** BEGIN **

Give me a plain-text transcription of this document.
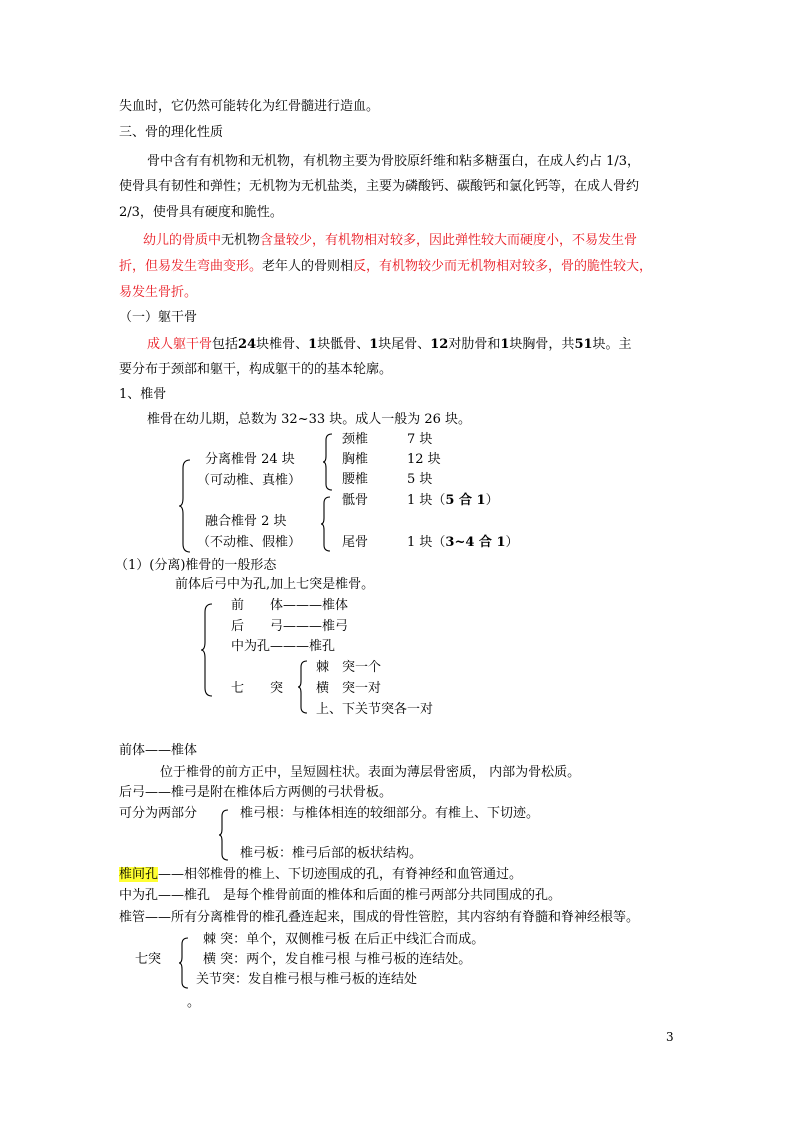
失血时，它仍然可能转化为红骨髓进行造血。
三、骨的理化性质
骨中含有有机物和无机物，有机物主要为骨胶原纤维和粘多糖蛋白，在成人约占 1/3，
使骨具有韧性和弹性；无机物为无机盐类，主要为磷酸钙、碳酸钙和氯化钙等，在成人骨约
2/3，使骨具有硬度和脆性。
幼儿的骨质中无机物含量较少，有机物相对较多，因此弹性较大而硬度小，不易发生骨
折，但易发生弯曲变形。老年人的骨则相反，有机物较少而无机物相对较多，骨的脆性较大，
易发生骨折。
（一）躯干骨
成人躯干骨包括24块椎骨、1块骶骨、1块尾骨、12对肋骨和1块胸骨，共51块。主
要分布于颈部和躯干，构成躯干的的基本轮廓。
1、椎骨
椎骨在幼儿期，总数为 32~33 块。成人一般为 26 块。
分离椎骨 24 块
（可动椎、真椎）
融合椎骨 2 块
（不动椎、假椎）
颈椎	7 块
胸椎	12 块
腰椎	5 块
骶骨	1 块（5 合 1）
尾骨	1 块（3~4 合 1）
（1）(分离)椎骨的一般形态
前体后弓中为孔,加上七突是椎骨。
前　　体———椎体
后　　弓———椎弓
中为孔———椎孔
七　　突
棘　突一个
横　突一对
上、下关节突各一对
前体——椎体
位于椎骨的前方正中，呈短圆柱状。表面为薄层骨密质， 内部为骨松质。
后弓——椎弓是附在椎体后方两侧的弓状骨板。
可分为两部分	椎弓根：与椎体相连的较细部分。有椎上、下切迹。
椎弓板：椎弓后部的板状结构。
椎间孔——相邻椎骨的椎上、下切迹围成的孔，有脊神经和血管通过。
中为孔——椎孔　是每个椎骨前面的椎体和后面的椎弓两部分共同围成的孔。
椎管——所有分离椎骨的椎孔叠连起来，围成的骨性管腔，其内容纳有脊髓和脊神经根等。
七突
棘 突：单个，双侧椎弓板 在后正中线汇合而成。
横 突：两个，发自椎弓根 与椎弓板的连结处。
关节突：发自椎弓根与椎弓板的连结处
。
3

** END **

- Exercise aim:
Copy every record above exactly as written, but leave out the pictures.

- Response to this task:
Give me a plain-text transcription of this document.
失血时，它仍然可能转化为红骨髓进行造血。
三、骨的理化性质
骨中含有有机物和无机物，有机物主要为骨胶原纤维和粘多糖蛋白，在成人约占 1/3，
使骨具有韧性和弹性；无机物为无机盐类，主要为磷酸钙、碳酸钙和氯化钙等，在成人骨约
2/3，使骨具有硬度和脆性。
幼儿的骨质中无机物含量较少，有机物相对较多，因此弹性较大而硬度小，不易发生骨
折，但易发生弯曲变形。老年人的骨则相反，有机物较少而无机物相对较多，骨的脆性较大，
易发生骨折。
（一）躯干骨
成人躯干骨包括24块椎骨、1块骶骨、1块尾骨、12对肋骨和1块胸骨，共51块。主
要分布于颈部和躯干，构成躯干的的基本轮廓。
1、椎骨
椎骨在幼儿期，总数为 32~33 块。成人一般为 26 块。
分离椎骨 24 块
（可动椎、真椎）
融合椎骨 2 块
（不动椎、假椎）
颈椎	7 块
胸椎	12 块
腰椎	5 块
骶骨	1 块（5 合 1）
尾骨	1 块（3~4 合 1）
（1）(分离)椎骨的一般形态
前体后弓中为孔,加上七突是椎骨。
前　　体———椎体
后　　弓———椎弓
中为孔———椎孔
七　　突
棘　突一个
横　突一对
上、下关节突各一对
前体——椎体
位于椎骨的前方正中，呈短圆柱状。表面为薄层骨密质， 内部为骨松质。
后弓——椎弓是附在椎体后方两侧的弓状骨板。
可分为两部分	椎弓根：与椎体相连的较细部分。有椎上、下切迹。
椎弓板：椎弓后部的板状结构。
椎间孔——相邻椎骨的椎上、下切迹围成的孔，有脊神经和血管通过。
中为孔——椎孔　是每个椎骨前面的椎体和后面的椎弓两部分共同围成的孔。
椎管——所有分离椎骨的椎孔叠连起来，围成的骨性管腔，其内容纳有脊髓和脊神经根等。
七突
棘 突：单个，双侧椎弓板 在后正中线汇合而成。
横 突：两个，发自椎弓根 与椎弓板的连结处。
关节突：发自椎弓根与椎弓板的连结处
。
3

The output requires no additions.